In July 2008, the FISA Amendments Act of 2008 was signed by then-President George W. Bush, who admitted that, in the wake of the terrorist attacks of 9/11, he had authorized intelligence agencies to disregard the FISA law and conduct warrantless wiretaps. Bush then asked Congress to, in effect, make the practice lawful.
The FAA was presented as a way of “updating” the Foreign Intelligence Surveillance Act (FISA). But according to the ACLU, “the law meant to ‘update’ FISA instead gutted the original law by eviscerating the role of the judicial oversight in government surveillance. The law also gave sweeping immunity to the telecommunications companies that aided the Bush administration’s unconstitutional warrantless wiretapping program by handing over access to our communications without a warrant.”
The ACLU lawsuit was filed on the same day the FAA was signed into law.
Critics have asserted that the administration’s warrantless spying program is a violation of the Fourth Amendment to the United States Constitution against warrantless search and a criminal violation of FISA. The Fourth Amendment to the US Constitution prohibits searches and seizures without a court order and probable cause.
Until Congress enacted the FAA, FISA generally prohibited the government from conducting electronic surveillance without first obtaining an individualized order from the FISA court. The new law gave the court established by FISA an extremely limited role in overseeing the government’s surveillance activities.
FISA, born after the Watergate scandal, establishes how the government can secretly eavesdrop on Americans in their own country in intelligence investigations. It was originally passed to allow the government to collect foreign intelligence information involving communications with “agents of foreign powers.”
This is not the first time Congressional action has impacted FISA. The USA Patriot Act, passed in 2001 and reauthorized in 2006, amended FISA to make it easier for the government to obtain the personal records of ordinary Americans from libraries and Internet service providers, even when they are not suspected of having connections to terrorism.

Data supplied =>
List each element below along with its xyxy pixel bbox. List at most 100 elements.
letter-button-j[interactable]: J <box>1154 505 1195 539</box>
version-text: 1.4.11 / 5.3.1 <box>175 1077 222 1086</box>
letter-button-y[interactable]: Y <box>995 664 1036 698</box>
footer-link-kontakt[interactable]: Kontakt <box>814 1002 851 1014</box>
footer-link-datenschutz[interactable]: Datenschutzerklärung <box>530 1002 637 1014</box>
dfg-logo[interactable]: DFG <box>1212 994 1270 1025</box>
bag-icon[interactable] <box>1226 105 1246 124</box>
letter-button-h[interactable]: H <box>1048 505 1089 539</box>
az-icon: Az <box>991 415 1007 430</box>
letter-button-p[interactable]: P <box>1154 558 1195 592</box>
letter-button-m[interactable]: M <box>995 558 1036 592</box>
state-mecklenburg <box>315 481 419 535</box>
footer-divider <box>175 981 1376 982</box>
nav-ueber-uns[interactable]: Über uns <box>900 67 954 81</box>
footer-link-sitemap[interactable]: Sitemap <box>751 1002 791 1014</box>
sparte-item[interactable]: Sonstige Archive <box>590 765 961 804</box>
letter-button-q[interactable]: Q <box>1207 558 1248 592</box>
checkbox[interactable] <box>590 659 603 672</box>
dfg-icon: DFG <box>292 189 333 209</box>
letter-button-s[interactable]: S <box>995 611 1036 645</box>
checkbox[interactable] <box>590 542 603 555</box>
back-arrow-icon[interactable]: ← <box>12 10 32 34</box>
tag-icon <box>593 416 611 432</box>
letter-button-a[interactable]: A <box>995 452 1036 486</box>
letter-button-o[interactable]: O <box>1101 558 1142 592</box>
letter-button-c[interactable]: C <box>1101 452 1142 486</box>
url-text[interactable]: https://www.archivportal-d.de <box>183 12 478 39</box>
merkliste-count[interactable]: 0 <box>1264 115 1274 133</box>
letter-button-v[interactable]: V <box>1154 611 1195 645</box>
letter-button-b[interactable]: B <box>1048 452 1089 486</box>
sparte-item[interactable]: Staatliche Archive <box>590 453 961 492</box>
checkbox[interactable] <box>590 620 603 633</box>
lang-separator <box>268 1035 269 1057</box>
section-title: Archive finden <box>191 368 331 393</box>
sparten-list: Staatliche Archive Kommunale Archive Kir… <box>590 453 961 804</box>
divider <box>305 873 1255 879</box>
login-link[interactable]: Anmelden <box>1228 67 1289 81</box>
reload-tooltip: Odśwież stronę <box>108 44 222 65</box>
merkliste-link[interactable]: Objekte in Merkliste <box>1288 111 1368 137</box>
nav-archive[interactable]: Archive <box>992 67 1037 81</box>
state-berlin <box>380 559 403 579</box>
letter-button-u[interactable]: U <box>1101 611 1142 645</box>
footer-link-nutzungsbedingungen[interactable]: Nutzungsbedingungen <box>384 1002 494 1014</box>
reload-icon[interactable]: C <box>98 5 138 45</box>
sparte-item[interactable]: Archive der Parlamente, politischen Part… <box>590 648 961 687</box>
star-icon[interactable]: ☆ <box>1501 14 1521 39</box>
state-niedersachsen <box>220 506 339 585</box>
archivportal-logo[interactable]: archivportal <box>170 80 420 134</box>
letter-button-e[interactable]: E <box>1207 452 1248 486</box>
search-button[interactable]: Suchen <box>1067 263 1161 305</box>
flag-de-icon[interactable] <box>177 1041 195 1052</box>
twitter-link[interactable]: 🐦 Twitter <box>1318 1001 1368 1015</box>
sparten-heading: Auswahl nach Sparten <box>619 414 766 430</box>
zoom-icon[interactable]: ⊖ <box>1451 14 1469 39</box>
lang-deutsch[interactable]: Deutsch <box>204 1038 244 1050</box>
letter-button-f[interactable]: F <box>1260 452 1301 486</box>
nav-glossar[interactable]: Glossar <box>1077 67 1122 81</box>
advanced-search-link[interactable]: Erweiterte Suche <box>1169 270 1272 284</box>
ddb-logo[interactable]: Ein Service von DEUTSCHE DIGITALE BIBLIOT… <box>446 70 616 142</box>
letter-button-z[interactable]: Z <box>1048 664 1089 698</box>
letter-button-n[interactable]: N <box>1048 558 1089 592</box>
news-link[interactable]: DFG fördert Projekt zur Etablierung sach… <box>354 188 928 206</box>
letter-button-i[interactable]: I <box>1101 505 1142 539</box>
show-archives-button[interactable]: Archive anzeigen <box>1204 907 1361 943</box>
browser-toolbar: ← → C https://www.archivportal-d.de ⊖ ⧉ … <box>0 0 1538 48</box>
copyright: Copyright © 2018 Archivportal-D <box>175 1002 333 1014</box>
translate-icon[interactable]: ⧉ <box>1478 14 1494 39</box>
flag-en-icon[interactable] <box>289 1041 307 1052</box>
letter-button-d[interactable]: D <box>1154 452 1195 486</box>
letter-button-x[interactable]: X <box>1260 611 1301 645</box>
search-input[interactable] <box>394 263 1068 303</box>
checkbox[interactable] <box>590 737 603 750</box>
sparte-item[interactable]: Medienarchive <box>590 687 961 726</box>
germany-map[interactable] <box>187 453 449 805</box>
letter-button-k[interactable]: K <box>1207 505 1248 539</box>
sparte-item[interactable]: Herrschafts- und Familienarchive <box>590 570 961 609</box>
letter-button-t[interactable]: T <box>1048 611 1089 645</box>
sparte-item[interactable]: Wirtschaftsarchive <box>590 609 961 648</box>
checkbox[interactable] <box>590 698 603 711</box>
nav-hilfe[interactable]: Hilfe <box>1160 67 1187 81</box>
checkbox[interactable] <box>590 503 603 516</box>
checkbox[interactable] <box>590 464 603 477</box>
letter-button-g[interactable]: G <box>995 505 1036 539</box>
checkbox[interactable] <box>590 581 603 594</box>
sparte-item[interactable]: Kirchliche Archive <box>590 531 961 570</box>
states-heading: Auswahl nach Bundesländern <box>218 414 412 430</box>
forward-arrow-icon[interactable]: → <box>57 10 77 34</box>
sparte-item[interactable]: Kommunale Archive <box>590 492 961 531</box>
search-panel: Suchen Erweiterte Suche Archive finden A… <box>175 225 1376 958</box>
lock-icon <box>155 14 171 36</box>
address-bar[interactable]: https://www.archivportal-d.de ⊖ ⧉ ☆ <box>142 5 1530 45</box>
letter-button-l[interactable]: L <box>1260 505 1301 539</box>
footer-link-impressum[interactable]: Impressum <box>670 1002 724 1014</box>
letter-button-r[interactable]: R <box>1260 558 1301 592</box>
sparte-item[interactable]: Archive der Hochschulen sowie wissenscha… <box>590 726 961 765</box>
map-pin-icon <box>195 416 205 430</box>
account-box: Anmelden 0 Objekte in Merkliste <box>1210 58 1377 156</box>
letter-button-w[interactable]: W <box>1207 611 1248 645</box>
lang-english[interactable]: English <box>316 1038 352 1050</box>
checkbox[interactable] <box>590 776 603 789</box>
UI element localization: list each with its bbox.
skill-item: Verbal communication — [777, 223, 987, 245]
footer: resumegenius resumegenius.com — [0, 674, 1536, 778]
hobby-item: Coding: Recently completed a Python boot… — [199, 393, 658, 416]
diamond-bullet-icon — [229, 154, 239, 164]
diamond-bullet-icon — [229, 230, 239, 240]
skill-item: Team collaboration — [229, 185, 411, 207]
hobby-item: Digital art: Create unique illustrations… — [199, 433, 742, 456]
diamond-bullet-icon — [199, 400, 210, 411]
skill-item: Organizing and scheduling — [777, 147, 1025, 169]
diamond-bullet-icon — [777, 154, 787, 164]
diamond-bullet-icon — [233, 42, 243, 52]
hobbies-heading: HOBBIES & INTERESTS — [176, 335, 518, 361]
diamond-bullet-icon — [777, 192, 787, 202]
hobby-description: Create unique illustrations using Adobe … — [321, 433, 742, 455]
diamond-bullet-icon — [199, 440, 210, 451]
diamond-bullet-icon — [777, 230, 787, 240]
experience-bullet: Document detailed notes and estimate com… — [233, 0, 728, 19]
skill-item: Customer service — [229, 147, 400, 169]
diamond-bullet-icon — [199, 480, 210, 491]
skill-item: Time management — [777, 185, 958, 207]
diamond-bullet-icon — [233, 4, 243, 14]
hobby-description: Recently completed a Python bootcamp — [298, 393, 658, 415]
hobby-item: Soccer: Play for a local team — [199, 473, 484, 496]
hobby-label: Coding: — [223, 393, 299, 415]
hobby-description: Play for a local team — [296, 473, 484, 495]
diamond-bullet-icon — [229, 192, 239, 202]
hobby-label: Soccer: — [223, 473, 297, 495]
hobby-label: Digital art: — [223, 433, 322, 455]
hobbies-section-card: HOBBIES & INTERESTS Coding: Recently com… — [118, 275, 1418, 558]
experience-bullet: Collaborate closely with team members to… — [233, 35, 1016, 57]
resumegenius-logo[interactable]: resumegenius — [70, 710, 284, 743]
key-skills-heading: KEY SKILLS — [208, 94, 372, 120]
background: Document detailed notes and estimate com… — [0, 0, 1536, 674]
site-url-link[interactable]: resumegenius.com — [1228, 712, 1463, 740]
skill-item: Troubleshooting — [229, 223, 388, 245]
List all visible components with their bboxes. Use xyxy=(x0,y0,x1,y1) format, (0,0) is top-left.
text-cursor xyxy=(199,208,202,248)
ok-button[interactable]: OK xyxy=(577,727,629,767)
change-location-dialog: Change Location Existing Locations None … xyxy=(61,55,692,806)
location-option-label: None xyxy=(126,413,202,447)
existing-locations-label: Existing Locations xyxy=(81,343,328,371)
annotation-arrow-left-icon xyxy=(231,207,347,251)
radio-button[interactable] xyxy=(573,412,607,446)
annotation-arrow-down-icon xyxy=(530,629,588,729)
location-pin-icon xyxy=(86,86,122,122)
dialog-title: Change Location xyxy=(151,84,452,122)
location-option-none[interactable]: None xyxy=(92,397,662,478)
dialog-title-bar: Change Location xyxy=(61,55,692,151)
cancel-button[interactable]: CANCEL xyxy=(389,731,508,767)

Exercises =>
(1) Answer these from the FISA text:
(a) In what month and year was the FISA Amendments Act of 2008 signed?
(b) On what day was the ACLU lawsuit filed?
(c) In what years was the USA Patriot Act passed and reauthorized?
(2) Rewrite the FISA text from "In July 2008, the" up to and including "signed into law.", putting "phone companies" in place of "telecommunications companies".

Solutions to each task =>
(1)
(a) July 2008
(b) The same day the FAA was signed into law
(c) Passed in 2001 and reauthorized in 2006

(2)
In July 2008, the FISA Amendments Act of 2008 was signed by then-President George W. Bush, who admitted that, in the wake of the terrorist attacks of 9/11, he had authorized intelligence agencies to disregard the FISA law and conduct warrantless wiretaps. Bush then asked Congress to, in effect, make the practice lawful.
The FAA was presented as a way of “updating” the Foreign Intelligence Surveillance Act (FISA). But according to the ACLU, “the law meant to ‘update’ FISA instead gutted the original law by eviscerating the role of the judicial oversight in government surveillance. The law also gave sweeping immunity to the phone companies that aided the Bush administration’s unconstitutional warrantless wiretapping program by handing over access to our communications without a warrant.”
The ACLU lawsuit was filed on the same day the FAA was signed into law.